Leaving the pictures aside, transcribe every line below exactly.
━━━ RECORDS PROVIDED ━━━
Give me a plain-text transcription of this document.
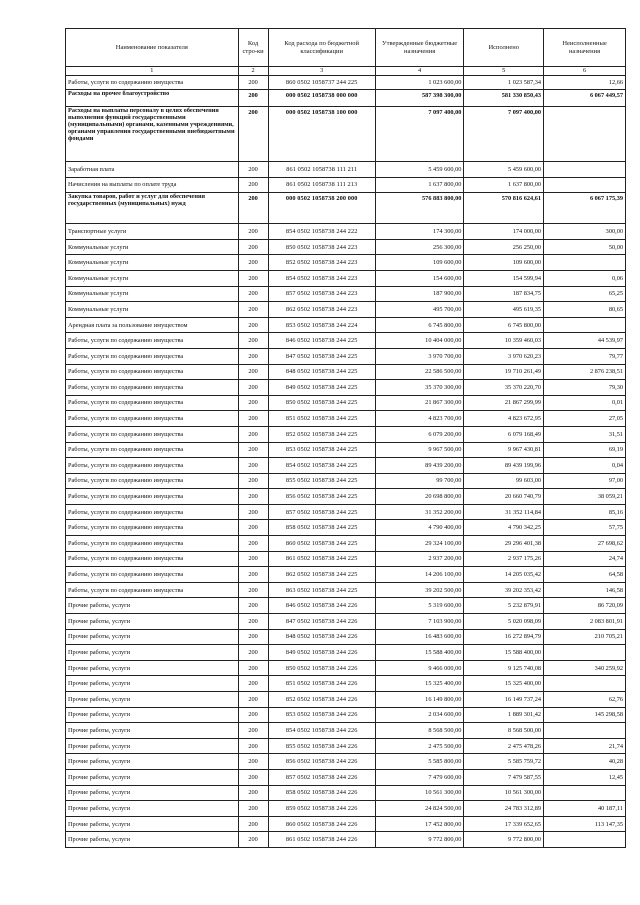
Наименование показателя	Код стро-ки	Код расхода по бюджетной классификации	Утвержденные бюджетные назначения	Исполнено	Неисполненные назначения
1	2	3	4	5	6
Работы, услуги по содержанию имущества	200	860 0502 1058737 244 225	1 023 600,00	1 023 587,34	12,66
Расходы на прочее благоустройство	200	000 0502 1058738 000 000	587 398 300,00	581 330 850,43	6 067 449,57
Расходы на выплаты персоналу в целях обеспечения выполнения функций государственными (муниципальными) органами, казенными учреждениями, органами управления государственными внебюджетными фондами	200	000 0502 1058738 100 000	7 097 400,00	7 097 400,00	
Заработная плата	200	861 0502 1058738 111 211	5 459 600,00	5 459 600,00	
Начисления на выплаты по оплате труда	200	861 0502 1058738 111 213	1 637 800,00	1 637 800,00	
Закупка товаров, работ и услуг для обеспечения государственных (муниципальных) нужд	200	000 0502 1058738 200 000	576 883 800,00	570 816 624,61	6 067 175,39
Транспортные услуги	200	854 0502 1058738 244 222	174 300,00	174 000,00	300,00
Коммунальные услуги	200	850 0502 1058738 244 223	256 300,00	256 250,00	50,00
Коммунальные услуги	200	852 0502 1058738 244 223	109 600,00	109 600,00	
Коммунальные услуги	200	854 0502 1058738 244 223	154 600,00	154 599,94	0,06
Коммунальные услуги	200	857 0502 1058738 244 223	187 900,00	187 834,75	65,25
Коммунальные услуги	200	862 0502 1058738 244 223	495 700,00	495 619,35	80,65
Арендная плата за пользование имуществом	200	853 0502 1058738 244 224	6 745 800,00	6 745 800,00	
Работы, услуги по содержанию имущества	200	846 0502 1058738 244 225	10 404 000,00	10 359 460,03	44 539,97
Работы, услуги по содержанию имущества	200	847 0502 1058738 244 225	3 970 700,00	3 970 620,23	79,77
Работы, услуги по содержанию имущества	200	848 0502 1058738 244 225	22 586 500,00	19 710 261,49	2 876 238,51
Работы, услуги по содержанию имущества	200	849 0502 1058738 244 225	35 370 300,00	35 370 220,70	79,30
Работы, услуги по содержанию имущества	200	850 0502 1058738 244 225	21 867 300,00	21 867 299,99	0,01
Работы, услуги по содержанию имущества	200	851 0502 1058738 244 225	4 823 700,00	4 823 672,95	27,05
Работы, услуги по содержанию имущества	200	852 0502 1058738 244 225	6 079 200,00	6 079 168,49	31,51
Работы, услуги по содержанию имущества	200	853 0502 1058738 244 225	9 967 500,00	9 967 430,81	69,19
Работы, услуги по содержанию имущества	200	854 0502 1058738 244 225	89 439 200,00	89 439 199,96	0,04
Работы, услуги по содержанию имущества	200	855 0502 1058738 244 225	99 700,00	99 603,00	97,00
Работы, услуги по содержанию имущества	200	856 0502 1058738 244 225	20 698 800,00	20 660 740,79	38 059,21
Работы, услуги по содержанию имущества	200	857 0502 1058738 244 225	31 352 200,00	31 352 114,84	85,16
Работы, услуги по содержанию имущества	200	858 0502 1058738 244 225	4 790 400,00	4 790 342,25	57,75
Работы, услуги по содержанию имущества	200	860 0502 1058738 244 225	29 324 100,00	29 296 401,38	27 698,62
Работы, услуги по содержанию имущества	200	861 0502 1058738 244 225	2 937 200,00	2 937 175,26	24,74
Работы, услуги по содержанию имущества	200	862 0502 1058738 244 225	14 206 100,00	14 205 035,42	64,58
Работы, услуги по содержанию имущества	200	863 0502 1058738 244 225	39 202 500,00	39 202 353,42	146,58
Прочие работы, услуги	200	846 0502 1058738 244 226	5 319 600,00	5 232 879,91	86 720,09
Прочие работы, услуги	200	847 0502 1058738 244 226	7 103 900,00	5 020 098,09	2 083 801,91
Прочие работы, услуги	200	848 0502 1058738 244 226	16 483 600,00	16 272 894,79	210 705,21
Прочие работы, услуги	200	849 0502 1058738 244 226	15 588 400,00	15 588 400,00	
Прочие работы, услуги	200	850 0502 1058738 244 226	9 466 000,00	9 125 740,08	340 259,92
Прочие работы, услуги	200	851 0502 1058738 244 226	15 325 400,00	15 325 400,00	
Прочие работы, услуги	200	852 0502 1058738 244 226	16 149 800,00	16 149 737,24	62,76
Прочие работы, услуги	200	853 0502 1058738 244 226	2 034 600,00	1 889 301,42	145 298,58
Прочие работы, услуги	200	854 0502 1058738 244 226	8 568 500,00	8 568 500,00	
Прочие работы, услуги	200	855 0502 1058738 244 226	2 475 500,00	2 475 478,26	21,74
Прочие работы, услуги	200	856 0502 1058738 244 226	5 585 800,00	5 585 759,72	40,28
Прочие работы, услуги	200	857 0502 1058738 244 226	7 479 600,00	7 479 587,55	12,45
Прочие работы, услуги	200	858 0502 1058738 244 226	10 561 300,00	10 561 300,00	
Прочие работы, услуги	200	859 0502 1058738 244 226	24 824 500,00	24 783 312,89	40 187,11
Прочие работы, услуги	200	860 0502 1058738 244 226	17 452 800,00	17 339 652,65	113 147,35
Прочие работы, услуги	200	861 0502 1058738 244 226	9 772 800,00	9 772 800,00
━━━
WORKED ANSWER:
Give me a plain-text transcription of this document.
Наименование показателя	Код стро-ки	Код расхода по бюджетной классификации	Утвержденные бюджетные назначения	Исполнено	Неисполненные назначения
1	2	3	4	5	6
Работы, услуги по содержанию имущества	200	860 0502 1058737 244 225	1 023 600,00	1 023 587,34	12,66
Расходы на прочее благоустройство	200	000 0502 1058738 000 000	587 398 300,00	581 330 850,43	6 067 449,57
Расходы на выплаты персоналу в целях обеспечения выполнения функций государственными (муниципальными) органами, казенными учреждениями, органами управления государственными внебюджетными фондами	200	000 0502 1058738 100 000	7 097 400,00	7 097 400,00	
Заработная плата	200	861 0502 1058738 111 211	5 459 600,00	5 459 600,00	
Начисления на выплаты по оплате труда	200	861 0502 1058738 111 213	1 637 800,00	1 637 800,00	
Закупка товаров, работ и услуг для обеспечения государственных (муниципальных) нужд	200	000 0502 1058738 200 000	576 883 800,00	570 816 624,61	6 067 175,39
Транспортные услуги	200	854 0502 1058738 244 222	174 300,00	174 000,00	300,00
Коммунальные услуги	200	850 0502 1058738 244 223	256 300,00	256 250,00	50,00
Коммунальные услуги	200	852 0502 1058738 244 223	109 600,00	109 600,00	
Коммунальные услуги	200	854 0502 1058738 244 223	154 600,00	154 599,94	0,06
Коммунальные услуги	200	857 0502 1058738 244 223	187 900,00	187 834,75	65,25
Коммунальные услуги	200	862 0502 1058738 244 223	495 700,00	495 619,35	80,65
Арендная плата за пользование имуществом	200	853 0502 1058738 244 224	6 745 800,00	6 745 800,00	
Работы, услуги по содержанию имущества	200	846 0502 1058738 244 225	10 404 000,00	10 359 460,03	44 539,97
Работы, услуги по содержанию имущества	200	847 0502 1058738 244 225	3 970 700,00	3 970 620,23	79,77
Работы, услуги по содержанию имущества	200	848 0502 1058738 244 225	22 586 500,00	19 710 261,49	2 876 238,51
Работы, услуги по содержанию имущества	200	849 0502 1058738 244 225	35 370 300,00	35 370 220,70	79,30
Работы, услуги по содержанию имущества	200	850 0502 1058738 244 225	21 867 300,00	21 867 299,99	0,01
Работы, услуги по содержанию имущества	200	851 0502 1058738 244 225	4 823 700,00	4 823 672,95	27,05
Работы, услуги по содержанию имущества	200	852 0502 1058738 244 225	6 079 200,00	6 079 168,49	31,51
Работы, услуги по содержанию имущества	200	853 0502 1058738 244 225	9 967 500,00	9 967 430,81	69,19
Работы, услуги по содержанию имущества	200	854 0502 1058738 244 225	89 439 200,00	89 439 199,96	0,04
Работы, услуги по содержанию имущества	200	855 0502 1058738 244 225	99 700,00	99 603,00	97,00
Работы, услуги по содержанию имущества	200	856 0502 1058738 244 225	20 698 800,00	20 660 740,79	38 059,21
Работы, услуги по содержанию имущества	200	857 0502 1058738 244 225	31 352 200,00	31 352 114,84	85,16
Работы, услуги по содержанию имущества	200	858 0502 1058738 244 225	4 790 400,00	4 790 342,25	57,75
Работы, услуги по содержанию имущества	200	860 0502 1058738 244 225	29 324 100,00	29 296 401,38	27 698,62
Работы, услуги по содержанию имущества	200	861 0502 1058738 244 225	2 937 200,00	2 937 175,26	24,74
Работы, услуги по содержанию имущества	200	862 0502 1058738 244 225	14 206 100,00	14 205 035,42	64,58
Работы, услуги по содержанию имущества	200	863 0502 1058738 244 225	39 202 500,00	39 202 353,42	146,58
Прочие работы, услуги	200	846 0502 1058738 244 226	5 319 600,00	5 232 879,91	86 720,09
Прочие работы, услуги	200	847 0502 1058738 244 226	7 103 900,00	5 020 098,09	2 083 801,91
Прочие работы, услуги	200	848 0502 1058738 244 226	16 483 600,00	16 272 894,79	210 705,21
Прочие работы, услуги	200	849 0502 1058738 244 226	15 588 400,00	15 588 400,00	
Прочие работы, услуги	200	850 0502 1058738 244 226	9 466 000,00	9 125 740,08	340 259,92
Прочие работы, услуги	200	851 0502 1058738 244 226	15 325 400,00	15 325 400,00	
Прочие работы, услуги	200	852 0502 1058738 244 226	16 149 800,00	16 149 737,24	62,76
Прочие работы, услуги	200	853 0502 1058738 244 226	2 034 600,00	1 889 301,42	145 298,58
Прочие работы, услуги	200	854 0502 1058738 244 226	8 568 500,00	8 568 500,00	
Прочие работы, услуги	200	855 0502 1058738 244 226	2 475 500,00	2 475 478,26	21,74
Прочие работы, услуги	200	856 0502 1058738 244 226	5 585 800,00	5 585 759,72	40,28
Прочие работы, услуги	200	857 0502 1058738 244 226	7 479 600,00	7 479 587,55	12,45
Прочие работы, услуги	200	858 0502 1058738 244 226	10 561 300,00	10 561 300,00	
Прочие работы, услуги	200	859 0502 1058738 244 226	24 824 500,00	24 783 312,89	40 187,11
Прочие работы, услуги	200	860 0502 1058738 244 226	17 452 800,00	17 339 652,65	113 147,35
Прочие работы, услуги	200	861 0502 1058738 244 226	9 772 800,00	9 772 800,00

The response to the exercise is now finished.